▸ **WHAT YOU ARE ASKED TO DO**: Output all lines exactly, with nothing added or dropped.

= = =

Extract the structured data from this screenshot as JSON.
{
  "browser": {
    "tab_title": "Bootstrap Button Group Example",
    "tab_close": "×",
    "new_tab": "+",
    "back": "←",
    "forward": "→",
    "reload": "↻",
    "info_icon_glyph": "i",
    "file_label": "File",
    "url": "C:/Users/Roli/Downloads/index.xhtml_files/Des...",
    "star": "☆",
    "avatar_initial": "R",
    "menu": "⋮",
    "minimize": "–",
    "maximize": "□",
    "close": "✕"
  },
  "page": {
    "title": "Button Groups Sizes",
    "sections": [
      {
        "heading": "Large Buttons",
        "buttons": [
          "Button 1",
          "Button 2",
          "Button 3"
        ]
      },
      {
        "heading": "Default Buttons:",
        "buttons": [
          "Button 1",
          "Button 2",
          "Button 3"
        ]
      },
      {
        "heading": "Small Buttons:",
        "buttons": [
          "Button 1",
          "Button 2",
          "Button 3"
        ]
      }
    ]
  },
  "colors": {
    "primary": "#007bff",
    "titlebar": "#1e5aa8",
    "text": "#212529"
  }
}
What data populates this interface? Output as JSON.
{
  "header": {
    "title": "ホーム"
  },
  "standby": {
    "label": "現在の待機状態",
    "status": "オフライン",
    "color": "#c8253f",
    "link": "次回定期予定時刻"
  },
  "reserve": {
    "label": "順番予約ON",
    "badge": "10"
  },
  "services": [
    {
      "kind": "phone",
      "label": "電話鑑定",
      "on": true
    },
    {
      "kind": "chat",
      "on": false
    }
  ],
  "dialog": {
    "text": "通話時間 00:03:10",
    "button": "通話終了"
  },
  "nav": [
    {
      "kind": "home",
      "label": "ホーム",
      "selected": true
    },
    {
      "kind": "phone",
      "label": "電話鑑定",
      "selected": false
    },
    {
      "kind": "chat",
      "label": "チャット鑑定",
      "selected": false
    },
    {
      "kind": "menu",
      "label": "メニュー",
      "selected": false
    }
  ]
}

= = =

▸ **ANSWER TO THE TASK**:
Extract the structured data from this screenshot as JSON.
{
  "browser": {
    "tab_title": "Bootstrap Button Group Example",
    "tab_close": "×",
    "new_tab": "+",
    "back": "←",
    "forward": "→",
    "reload": "↻",
    "info_icon_glyph": "i",
    "file_label": "File",
    "url": "C:/Users/Roli/Downloads/index.xhtml_files/Des...",
    "star": "☆",
    "avatar_initial": "R",
    "menu": "⋮",
    "minimize": "–",
    "maximize": "□",
    "close": "✕"
  },
  "page": {
    "title": "Button Groups Sizes",
    "sections": [
      {
        "heading": "Large Buttons",
        "buttons": [
          "Button 1",
          "Button 2",
          "Button 3"
        ]
      },
      {
        "heading": "Default Buttons:",
        "buttons": [
          "Button 1",
          "Button 2",
          "Button 3"
        ]
      },
      {
        "heading": "Small Buttons:",
        "buttons": [
          "Button 1",
          "Button 2",
          "Button 3"
        ]
      }
    ]
  },
  "colors": {
    "primary": "#007bff",
    "titlebar": "#1e5aa8",
    "text": "#212529"
  }
}
What data populates this interface? Output as JSON.
{
  "header": {
    "title": "ホーム"
  },
  "standby": {
    "label": "現在の待機状態",
    "status": "オフライン",
    "color": "#c8253f",
    "link": "次回定期予定時刻"
  },
  "reserve": {
    "label": "順番予約ON",
    "badge": "10"
  },
  "services": [
    {
      "kind": "phone",
      "label": "電話鑑定",
      "on": true
    },
    {
      "kind": "chat",
      "on": false
    }
  ],
  "dialog": {
    "text": "通話時間 00:03:10",
    "button": "通話終了"
  },
  "nav": [
    {
      "kind": "home",
      "label": "ホーム",
      "selected": true
    },
    {
      "kind": "phone",
      "label": "電話鑑定",
      "selected": false
    },
    {
      "kind": "chat",
      "label": "チャット鑑定",
      "selected": false
    },
    {
      "kind": "menu",
      "label": "メニュー",
      "selected": false
    }
  ]
}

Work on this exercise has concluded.